## SET TASK
Copy all lines below containing "Παῦλος".

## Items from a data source

····················

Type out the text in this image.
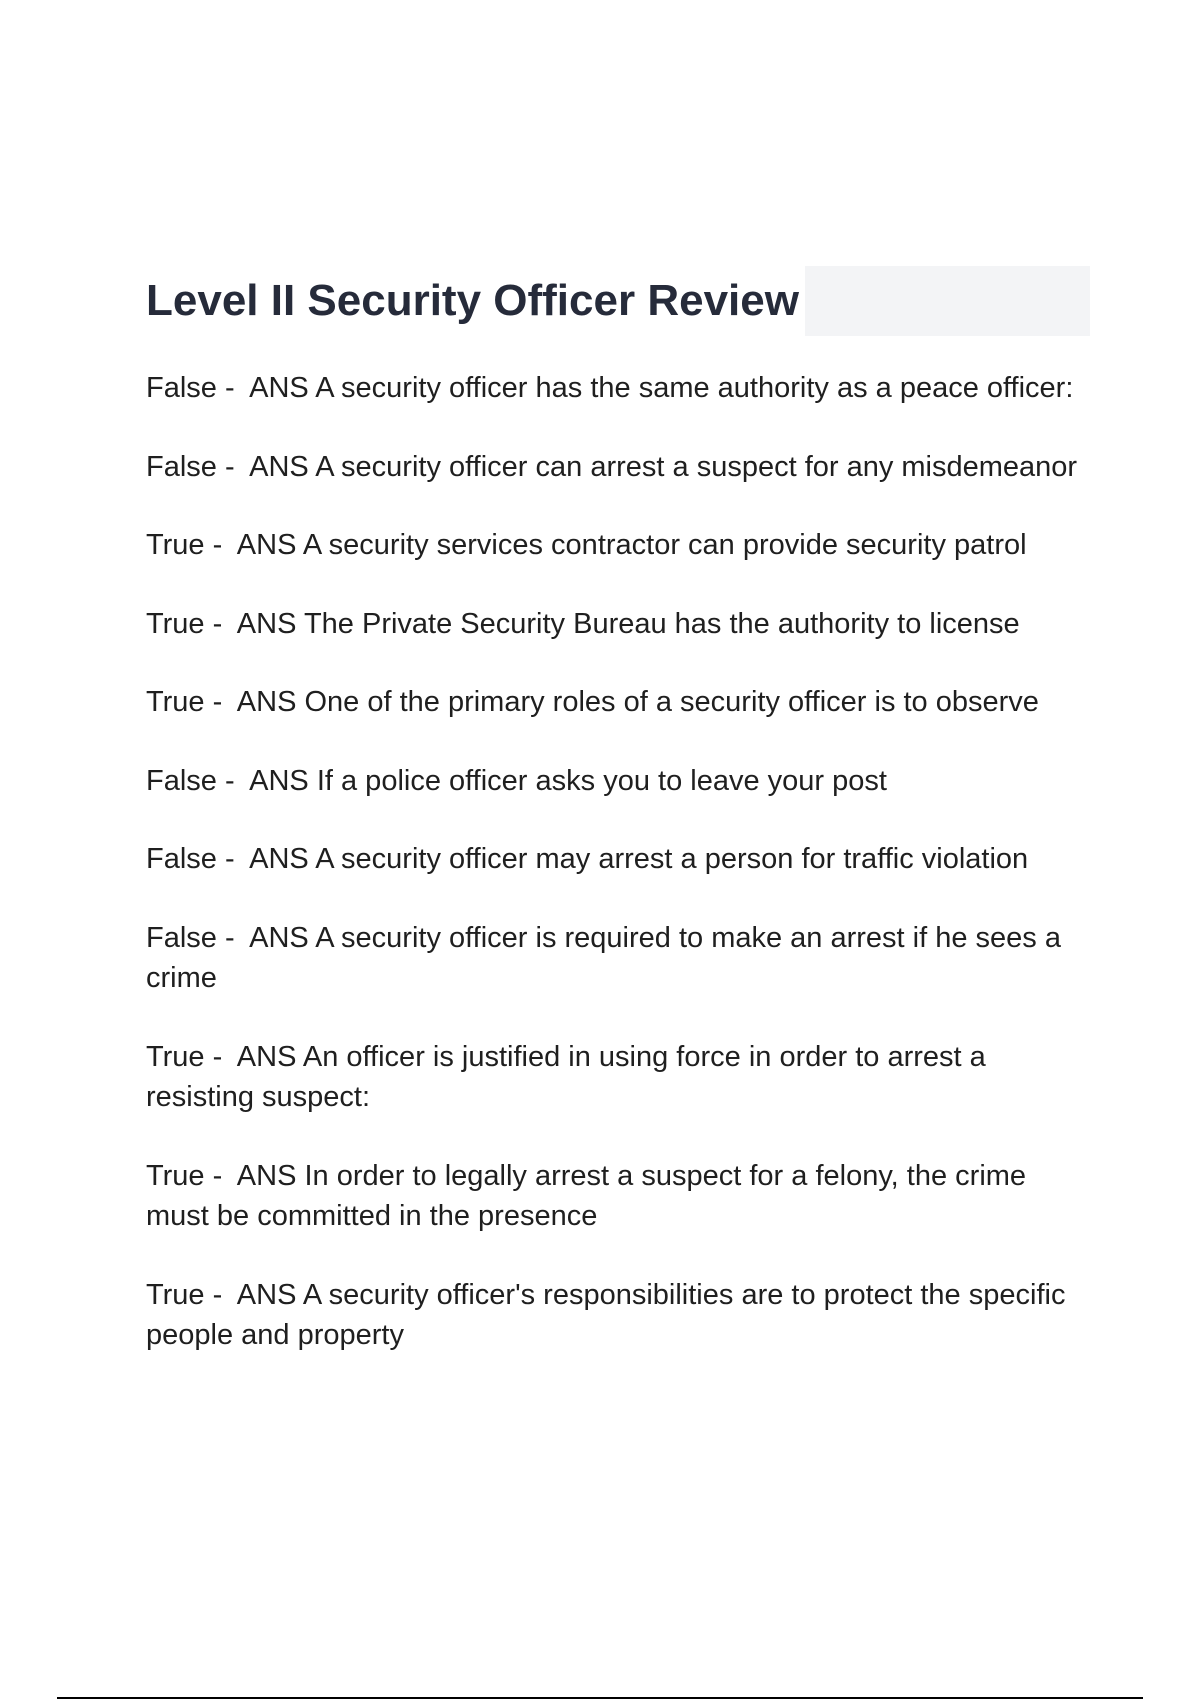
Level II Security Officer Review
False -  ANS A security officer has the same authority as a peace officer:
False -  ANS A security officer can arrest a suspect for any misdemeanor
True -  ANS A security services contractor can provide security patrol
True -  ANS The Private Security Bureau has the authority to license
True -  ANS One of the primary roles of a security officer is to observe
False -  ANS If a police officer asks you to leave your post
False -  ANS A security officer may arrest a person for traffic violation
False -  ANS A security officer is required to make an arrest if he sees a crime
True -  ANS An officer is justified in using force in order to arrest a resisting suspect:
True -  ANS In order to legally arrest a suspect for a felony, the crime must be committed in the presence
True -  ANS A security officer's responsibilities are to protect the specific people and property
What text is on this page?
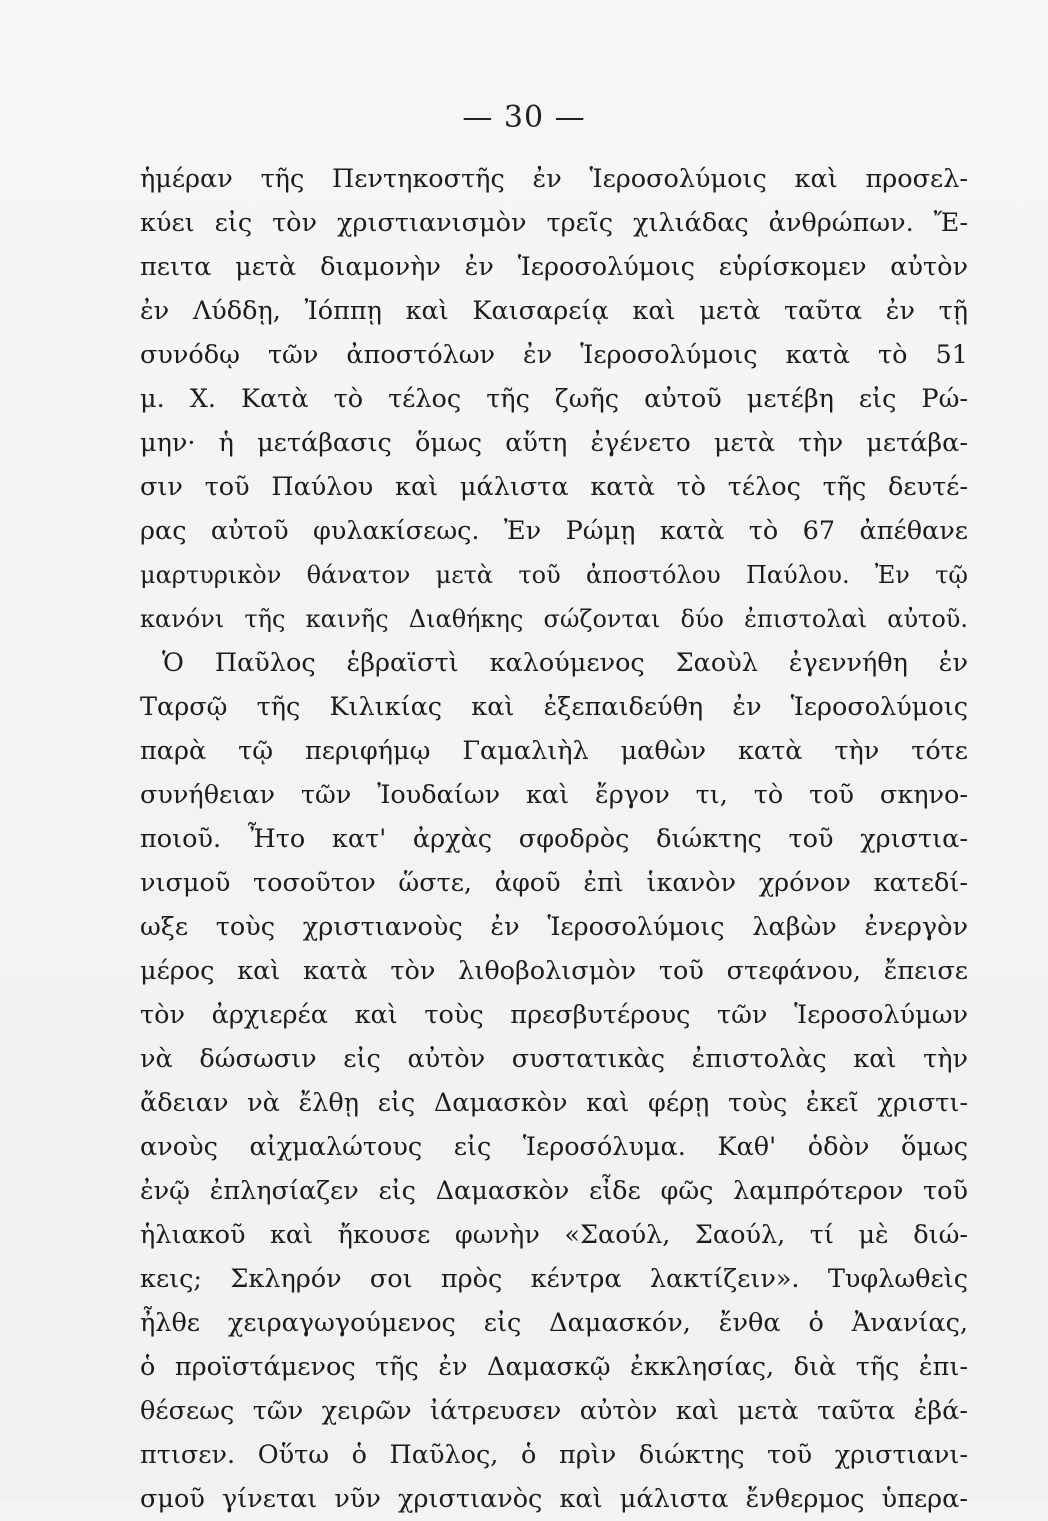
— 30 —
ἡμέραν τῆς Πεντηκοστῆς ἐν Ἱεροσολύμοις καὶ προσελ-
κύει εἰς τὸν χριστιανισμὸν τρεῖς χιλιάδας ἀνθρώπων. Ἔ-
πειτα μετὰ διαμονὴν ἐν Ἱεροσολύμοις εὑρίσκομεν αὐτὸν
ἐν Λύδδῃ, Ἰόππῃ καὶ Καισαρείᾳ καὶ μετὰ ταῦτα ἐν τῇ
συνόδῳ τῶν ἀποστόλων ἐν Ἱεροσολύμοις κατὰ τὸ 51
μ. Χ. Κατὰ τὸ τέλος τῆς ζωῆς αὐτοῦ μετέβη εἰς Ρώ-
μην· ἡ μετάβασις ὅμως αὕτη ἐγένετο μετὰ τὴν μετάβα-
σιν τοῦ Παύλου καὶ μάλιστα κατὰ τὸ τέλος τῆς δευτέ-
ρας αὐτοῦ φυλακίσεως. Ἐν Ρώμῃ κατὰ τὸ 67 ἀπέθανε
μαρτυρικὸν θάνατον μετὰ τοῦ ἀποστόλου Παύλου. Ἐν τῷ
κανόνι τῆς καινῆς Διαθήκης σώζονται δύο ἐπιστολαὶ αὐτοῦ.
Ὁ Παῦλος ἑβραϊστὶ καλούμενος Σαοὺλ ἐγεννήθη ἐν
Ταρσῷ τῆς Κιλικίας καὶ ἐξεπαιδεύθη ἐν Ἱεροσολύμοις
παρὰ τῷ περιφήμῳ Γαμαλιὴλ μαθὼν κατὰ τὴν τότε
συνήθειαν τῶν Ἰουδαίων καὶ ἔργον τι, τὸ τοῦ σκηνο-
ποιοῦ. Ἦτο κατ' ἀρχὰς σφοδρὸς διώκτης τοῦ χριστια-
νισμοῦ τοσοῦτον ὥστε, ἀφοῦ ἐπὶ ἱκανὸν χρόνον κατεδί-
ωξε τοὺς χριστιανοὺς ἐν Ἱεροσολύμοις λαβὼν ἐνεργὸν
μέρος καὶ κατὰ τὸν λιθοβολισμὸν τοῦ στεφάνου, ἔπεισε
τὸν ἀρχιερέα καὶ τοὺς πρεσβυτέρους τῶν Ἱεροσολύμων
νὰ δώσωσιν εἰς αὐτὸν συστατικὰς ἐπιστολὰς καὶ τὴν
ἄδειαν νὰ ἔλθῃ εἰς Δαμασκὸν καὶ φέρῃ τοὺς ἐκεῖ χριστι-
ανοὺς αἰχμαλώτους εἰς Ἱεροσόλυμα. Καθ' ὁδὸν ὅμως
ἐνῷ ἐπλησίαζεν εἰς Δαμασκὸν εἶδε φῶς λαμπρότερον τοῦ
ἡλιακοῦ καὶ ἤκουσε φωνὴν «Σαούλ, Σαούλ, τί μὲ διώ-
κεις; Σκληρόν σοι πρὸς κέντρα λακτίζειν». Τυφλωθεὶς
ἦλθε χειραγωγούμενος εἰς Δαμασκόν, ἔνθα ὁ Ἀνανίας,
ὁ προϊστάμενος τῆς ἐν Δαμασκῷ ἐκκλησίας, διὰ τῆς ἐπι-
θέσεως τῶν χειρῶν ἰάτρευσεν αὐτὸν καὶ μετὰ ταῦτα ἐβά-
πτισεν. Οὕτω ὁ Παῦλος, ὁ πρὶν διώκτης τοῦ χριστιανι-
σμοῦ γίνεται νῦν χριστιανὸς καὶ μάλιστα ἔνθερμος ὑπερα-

····················

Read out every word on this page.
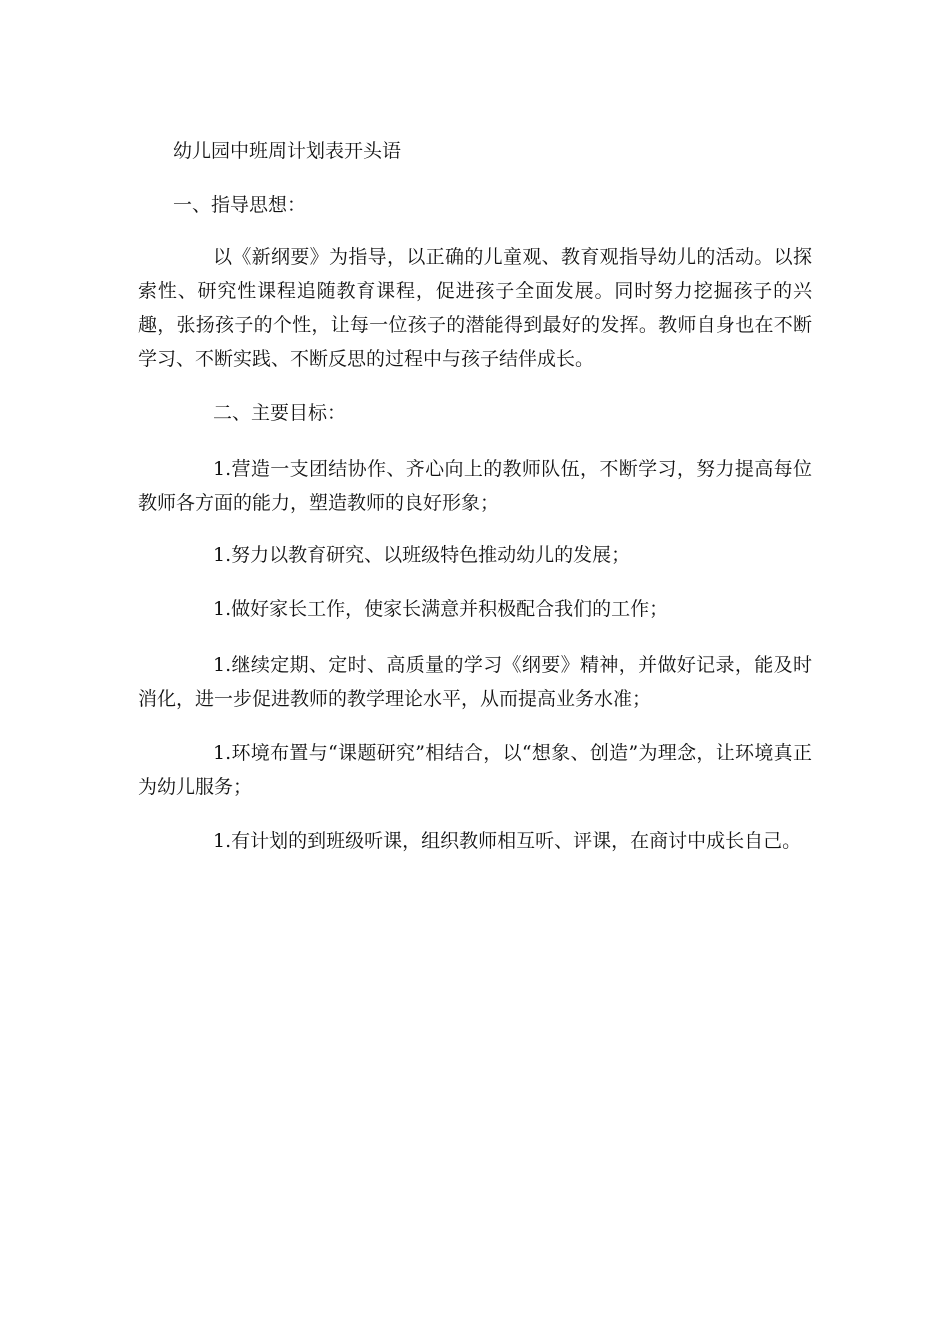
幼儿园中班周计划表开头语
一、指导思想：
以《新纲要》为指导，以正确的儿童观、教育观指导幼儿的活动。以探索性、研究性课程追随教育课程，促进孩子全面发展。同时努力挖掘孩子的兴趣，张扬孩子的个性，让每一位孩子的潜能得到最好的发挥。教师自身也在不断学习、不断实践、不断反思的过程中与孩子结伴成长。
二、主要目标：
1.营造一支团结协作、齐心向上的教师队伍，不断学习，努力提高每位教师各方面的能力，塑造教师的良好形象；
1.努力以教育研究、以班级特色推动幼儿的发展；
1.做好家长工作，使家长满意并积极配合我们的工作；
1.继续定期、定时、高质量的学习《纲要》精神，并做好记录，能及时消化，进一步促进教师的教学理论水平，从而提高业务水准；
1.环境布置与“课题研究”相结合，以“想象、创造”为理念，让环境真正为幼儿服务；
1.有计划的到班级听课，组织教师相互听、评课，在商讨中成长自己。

····················

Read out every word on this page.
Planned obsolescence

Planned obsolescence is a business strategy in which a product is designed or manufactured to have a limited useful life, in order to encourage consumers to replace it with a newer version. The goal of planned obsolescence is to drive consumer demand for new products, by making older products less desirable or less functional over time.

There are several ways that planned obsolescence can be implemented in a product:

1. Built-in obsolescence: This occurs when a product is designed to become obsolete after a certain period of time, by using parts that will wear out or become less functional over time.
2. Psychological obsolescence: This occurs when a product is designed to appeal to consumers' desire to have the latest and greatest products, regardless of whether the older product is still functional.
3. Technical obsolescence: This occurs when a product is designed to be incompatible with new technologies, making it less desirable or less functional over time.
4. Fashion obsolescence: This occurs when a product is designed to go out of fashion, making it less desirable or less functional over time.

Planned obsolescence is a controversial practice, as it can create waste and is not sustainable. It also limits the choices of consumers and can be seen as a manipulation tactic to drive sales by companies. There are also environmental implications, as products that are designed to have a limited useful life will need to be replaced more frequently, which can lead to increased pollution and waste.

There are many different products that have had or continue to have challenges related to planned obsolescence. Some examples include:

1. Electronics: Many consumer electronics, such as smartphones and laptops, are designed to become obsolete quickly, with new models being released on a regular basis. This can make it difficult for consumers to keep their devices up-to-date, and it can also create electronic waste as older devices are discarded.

····················

## SOLUTION TO THE EXERCISE
Ὁ Παῦλος ἑβραϊστὶ καλούμενος Σαοὺλ ἐγεννήθη ἐν
πτισεν. Οὕτω ὁ Παῦλος, ὁ πρὶν διώκτης τοῦ χριστιανι-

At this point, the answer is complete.